### Given instruction
Scan the records and identify every line in which the string "take" occurs, then return those lines.

### Dataset extract
=-=-=-=-=
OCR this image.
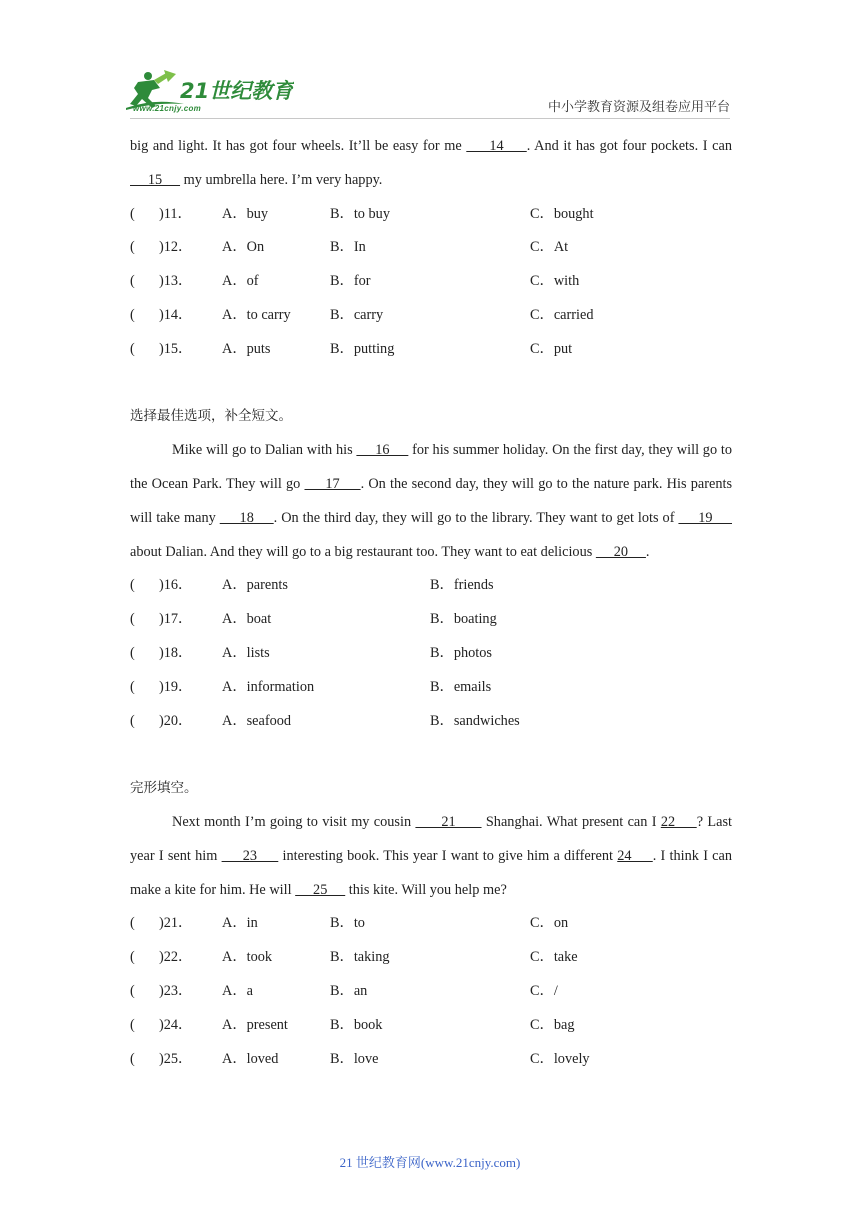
21世纪教育
www.21cnjy.com	中小学教育资源及组卷应用平台

big and light. It has got four wheels. It’ll be easy for me      14     . And it has got four pockets. I can      15      my umbrella here. I’m very happy.

( )11． A．buy	B．to buy	C．bought
( )12． A．On	B．In	C．At
( )13． A．of	B．for	C．with
( )14． A．to carry	B．carry	C．carried
( )15． A．puts	B．putting	C．put

选择最佳选项，补全短文。

Mike will go to Dalian with his      16      for his summer holiday. On the first day, they will go to the Ocean Park. They will go      17     . On the second day, they will go to the nature park. His parents will take many      18     . On the third day, they will go to the library. They want to get lots of      19      about Dalian. And they will go to a big restaurant too. They want to eat delicious      20     .

( )16． A．parents	B．friends
( )17． A．boat	B．boating
( )18． A．lists	B．photos
( )19． A．information	B．emails
( )20． A．seafood	B．sandwiches

完形填空。

Next month I’m going to visit my cousin       21       Shanghai. What present can I 22     ? Last year I sent him      23      interesting book. This year I want to give him a different 24     . I think I can make a kite for him. He will      25      this kite. Will you help me?

( )21． A．in	B．to	C．on
( )22． A．took	B．taking	C．take
( )23． A．a	B．an	C．/
( )24． A．present	B．book	C．bag
( )25． A．loved	B．love	C．lovely
21 世纪教育网(www.21cnjy.com)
=-=-=-=-=
### Correct result
Mike will go to Dalian with his      16      for his summer holiday. On the first day, they will go to the Ocean Park. They will go      17     . On the second day, they will go to the nature park. His parents will take many      18     . On the third day, they will go to the library. They want to get lots of      19      about Dalian. And they will go to a big restaurant too. They want to eat delicious      20     .
( )22． A．took	B．taking	C．take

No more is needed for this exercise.